Count the lines that include the string "более", and give only that number.
==== PROVIDED DATA
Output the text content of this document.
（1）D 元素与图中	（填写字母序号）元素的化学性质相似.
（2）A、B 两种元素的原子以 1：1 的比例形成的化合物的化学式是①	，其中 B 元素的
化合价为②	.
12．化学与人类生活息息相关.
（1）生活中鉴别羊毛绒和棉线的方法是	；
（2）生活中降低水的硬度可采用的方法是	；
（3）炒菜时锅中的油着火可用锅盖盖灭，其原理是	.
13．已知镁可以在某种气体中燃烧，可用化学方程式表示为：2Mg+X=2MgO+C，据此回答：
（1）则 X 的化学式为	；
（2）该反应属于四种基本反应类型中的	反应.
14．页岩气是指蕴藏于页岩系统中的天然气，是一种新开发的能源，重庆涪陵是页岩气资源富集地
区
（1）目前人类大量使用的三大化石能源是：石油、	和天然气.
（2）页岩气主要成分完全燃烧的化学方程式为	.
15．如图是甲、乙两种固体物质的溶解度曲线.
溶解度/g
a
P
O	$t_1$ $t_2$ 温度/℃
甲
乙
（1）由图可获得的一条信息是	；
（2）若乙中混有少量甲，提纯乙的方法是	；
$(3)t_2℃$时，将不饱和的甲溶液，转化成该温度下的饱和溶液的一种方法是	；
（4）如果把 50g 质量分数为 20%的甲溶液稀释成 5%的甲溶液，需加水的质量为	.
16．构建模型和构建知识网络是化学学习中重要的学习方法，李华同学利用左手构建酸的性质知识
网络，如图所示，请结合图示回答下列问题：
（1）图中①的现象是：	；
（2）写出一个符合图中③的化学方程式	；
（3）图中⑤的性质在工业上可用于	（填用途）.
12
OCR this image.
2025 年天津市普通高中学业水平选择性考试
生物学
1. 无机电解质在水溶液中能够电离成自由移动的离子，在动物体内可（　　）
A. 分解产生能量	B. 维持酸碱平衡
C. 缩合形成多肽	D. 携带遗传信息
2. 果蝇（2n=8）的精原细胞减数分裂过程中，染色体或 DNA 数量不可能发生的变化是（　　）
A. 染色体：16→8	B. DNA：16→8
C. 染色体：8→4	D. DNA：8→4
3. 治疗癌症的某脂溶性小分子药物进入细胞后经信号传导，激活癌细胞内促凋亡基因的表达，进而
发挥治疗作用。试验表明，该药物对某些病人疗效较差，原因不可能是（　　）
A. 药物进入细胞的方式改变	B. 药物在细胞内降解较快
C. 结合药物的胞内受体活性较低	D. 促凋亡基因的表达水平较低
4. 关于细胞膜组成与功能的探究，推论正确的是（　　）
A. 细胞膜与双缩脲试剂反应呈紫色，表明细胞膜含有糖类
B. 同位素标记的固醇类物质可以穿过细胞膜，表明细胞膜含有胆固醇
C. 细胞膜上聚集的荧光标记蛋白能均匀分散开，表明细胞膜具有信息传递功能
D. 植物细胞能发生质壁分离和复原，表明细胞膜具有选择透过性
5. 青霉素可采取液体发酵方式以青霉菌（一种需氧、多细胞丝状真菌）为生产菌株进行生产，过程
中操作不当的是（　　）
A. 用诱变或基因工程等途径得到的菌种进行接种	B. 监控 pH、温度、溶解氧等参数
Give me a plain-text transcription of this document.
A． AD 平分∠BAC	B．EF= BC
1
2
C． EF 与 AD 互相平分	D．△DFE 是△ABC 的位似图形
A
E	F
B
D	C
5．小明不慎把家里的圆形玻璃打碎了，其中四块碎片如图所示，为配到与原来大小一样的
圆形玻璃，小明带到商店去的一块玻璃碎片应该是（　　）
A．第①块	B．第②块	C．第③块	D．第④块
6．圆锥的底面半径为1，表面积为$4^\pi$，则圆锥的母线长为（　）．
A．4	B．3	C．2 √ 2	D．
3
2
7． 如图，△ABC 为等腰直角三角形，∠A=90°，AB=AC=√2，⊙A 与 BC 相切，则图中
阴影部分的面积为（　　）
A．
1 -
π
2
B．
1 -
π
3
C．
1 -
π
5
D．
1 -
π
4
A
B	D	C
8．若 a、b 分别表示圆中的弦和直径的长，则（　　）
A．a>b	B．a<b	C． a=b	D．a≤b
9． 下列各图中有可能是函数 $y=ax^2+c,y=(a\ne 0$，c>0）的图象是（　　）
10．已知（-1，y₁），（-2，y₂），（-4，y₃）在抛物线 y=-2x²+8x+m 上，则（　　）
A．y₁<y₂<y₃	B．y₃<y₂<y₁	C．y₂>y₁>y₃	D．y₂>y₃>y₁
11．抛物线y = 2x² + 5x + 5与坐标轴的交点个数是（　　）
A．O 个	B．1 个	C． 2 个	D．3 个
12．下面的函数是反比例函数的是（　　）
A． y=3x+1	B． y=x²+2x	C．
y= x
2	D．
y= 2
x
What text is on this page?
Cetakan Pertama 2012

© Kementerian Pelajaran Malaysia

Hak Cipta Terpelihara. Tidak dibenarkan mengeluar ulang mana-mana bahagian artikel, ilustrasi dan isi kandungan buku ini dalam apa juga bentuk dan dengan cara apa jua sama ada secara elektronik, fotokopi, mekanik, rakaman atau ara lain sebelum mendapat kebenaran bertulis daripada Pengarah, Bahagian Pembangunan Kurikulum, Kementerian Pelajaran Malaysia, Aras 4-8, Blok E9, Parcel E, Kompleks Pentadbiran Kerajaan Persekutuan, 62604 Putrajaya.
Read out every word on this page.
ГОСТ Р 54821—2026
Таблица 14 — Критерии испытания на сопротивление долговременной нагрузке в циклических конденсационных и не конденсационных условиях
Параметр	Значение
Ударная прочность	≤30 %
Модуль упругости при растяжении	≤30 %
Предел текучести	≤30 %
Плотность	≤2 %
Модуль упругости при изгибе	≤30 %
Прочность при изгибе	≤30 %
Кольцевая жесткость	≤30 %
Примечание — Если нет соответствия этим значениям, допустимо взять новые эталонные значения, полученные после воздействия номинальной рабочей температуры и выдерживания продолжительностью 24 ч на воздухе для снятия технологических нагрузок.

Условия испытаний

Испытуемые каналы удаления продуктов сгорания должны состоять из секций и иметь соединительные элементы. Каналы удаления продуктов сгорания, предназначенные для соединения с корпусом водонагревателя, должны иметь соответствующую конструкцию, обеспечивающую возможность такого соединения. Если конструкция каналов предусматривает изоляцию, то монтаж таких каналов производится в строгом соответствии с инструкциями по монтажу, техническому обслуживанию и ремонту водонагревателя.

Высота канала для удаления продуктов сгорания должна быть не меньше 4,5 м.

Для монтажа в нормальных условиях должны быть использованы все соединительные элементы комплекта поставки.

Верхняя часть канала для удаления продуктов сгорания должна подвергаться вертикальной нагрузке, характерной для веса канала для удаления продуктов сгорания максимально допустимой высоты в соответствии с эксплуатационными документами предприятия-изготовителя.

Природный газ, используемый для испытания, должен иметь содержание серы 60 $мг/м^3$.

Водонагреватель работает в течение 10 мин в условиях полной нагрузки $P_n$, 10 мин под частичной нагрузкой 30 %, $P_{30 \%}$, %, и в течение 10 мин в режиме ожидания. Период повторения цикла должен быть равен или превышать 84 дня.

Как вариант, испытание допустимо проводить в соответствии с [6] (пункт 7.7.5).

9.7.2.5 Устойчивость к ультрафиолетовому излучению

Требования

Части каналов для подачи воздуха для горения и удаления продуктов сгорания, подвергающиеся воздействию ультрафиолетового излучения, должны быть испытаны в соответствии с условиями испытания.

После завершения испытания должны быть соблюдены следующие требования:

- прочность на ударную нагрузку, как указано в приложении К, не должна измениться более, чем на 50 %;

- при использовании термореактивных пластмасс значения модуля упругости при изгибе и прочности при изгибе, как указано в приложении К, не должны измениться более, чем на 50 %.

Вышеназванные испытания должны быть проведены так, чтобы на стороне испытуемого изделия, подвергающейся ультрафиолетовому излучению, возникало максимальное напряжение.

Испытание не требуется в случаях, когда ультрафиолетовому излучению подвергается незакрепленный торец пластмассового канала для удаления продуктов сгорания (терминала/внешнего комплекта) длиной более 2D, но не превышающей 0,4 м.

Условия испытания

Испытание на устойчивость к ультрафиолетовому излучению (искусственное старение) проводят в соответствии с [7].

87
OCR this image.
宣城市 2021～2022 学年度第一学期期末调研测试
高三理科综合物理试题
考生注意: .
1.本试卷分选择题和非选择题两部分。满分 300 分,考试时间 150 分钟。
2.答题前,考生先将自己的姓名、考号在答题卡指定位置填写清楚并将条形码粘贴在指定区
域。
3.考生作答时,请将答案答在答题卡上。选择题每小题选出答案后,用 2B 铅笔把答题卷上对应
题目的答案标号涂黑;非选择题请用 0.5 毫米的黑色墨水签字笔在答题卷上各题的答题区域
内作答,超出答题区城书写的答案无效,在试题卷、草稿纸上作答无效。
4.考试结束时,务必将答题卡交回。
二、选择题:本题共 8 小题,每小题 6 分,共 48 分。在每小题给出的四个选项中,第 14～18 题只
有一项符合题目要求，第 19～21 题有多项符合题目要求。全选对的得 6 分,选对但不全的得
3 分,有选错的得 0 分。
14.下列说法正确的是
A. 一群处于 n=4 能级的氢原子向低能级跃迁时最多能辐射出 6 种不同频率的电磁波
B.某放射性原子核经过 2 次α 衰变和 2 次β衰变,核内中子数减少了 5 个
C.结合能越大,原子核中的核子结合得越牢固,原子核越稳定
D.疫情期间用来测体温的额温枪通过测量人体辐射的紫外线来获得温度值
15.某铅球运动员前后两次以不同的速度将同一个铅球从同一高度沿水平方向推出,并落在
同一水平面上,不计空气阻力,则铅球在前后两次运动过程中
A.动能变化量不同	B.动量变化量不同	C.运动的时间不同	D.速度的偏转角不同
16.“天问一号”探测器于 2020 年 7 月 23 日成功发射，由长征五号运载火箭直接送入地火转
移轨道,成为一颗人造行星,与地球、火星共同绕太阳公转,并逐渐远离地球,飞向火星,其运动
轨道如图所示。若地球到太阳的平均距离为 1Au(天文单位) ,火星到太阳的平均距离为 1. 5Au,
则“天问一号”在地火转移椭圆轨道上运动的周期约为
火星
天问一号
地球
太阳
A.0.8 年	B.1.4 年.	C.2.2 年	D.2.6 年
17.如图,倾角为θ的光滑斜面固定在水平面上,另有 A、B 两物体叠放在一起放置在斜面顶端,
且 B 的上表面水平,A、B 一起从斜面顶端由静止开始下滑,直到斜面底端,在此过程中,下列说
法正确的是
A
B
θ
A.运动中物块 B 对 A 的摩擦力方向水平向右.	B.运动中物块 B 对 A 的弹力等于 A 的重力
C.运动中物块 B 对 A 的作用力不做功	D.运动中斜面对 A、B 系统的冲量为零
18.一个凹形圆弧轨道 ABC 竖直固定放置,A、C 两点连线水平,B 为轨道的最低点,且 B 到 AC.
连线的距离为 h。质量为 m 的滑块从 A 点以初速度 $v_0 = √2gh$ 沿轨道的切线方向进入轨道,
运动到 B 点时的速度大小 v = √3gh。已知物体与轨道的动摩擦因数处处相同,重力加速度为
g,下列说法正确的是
========
**RESPONSE BELOW:** 3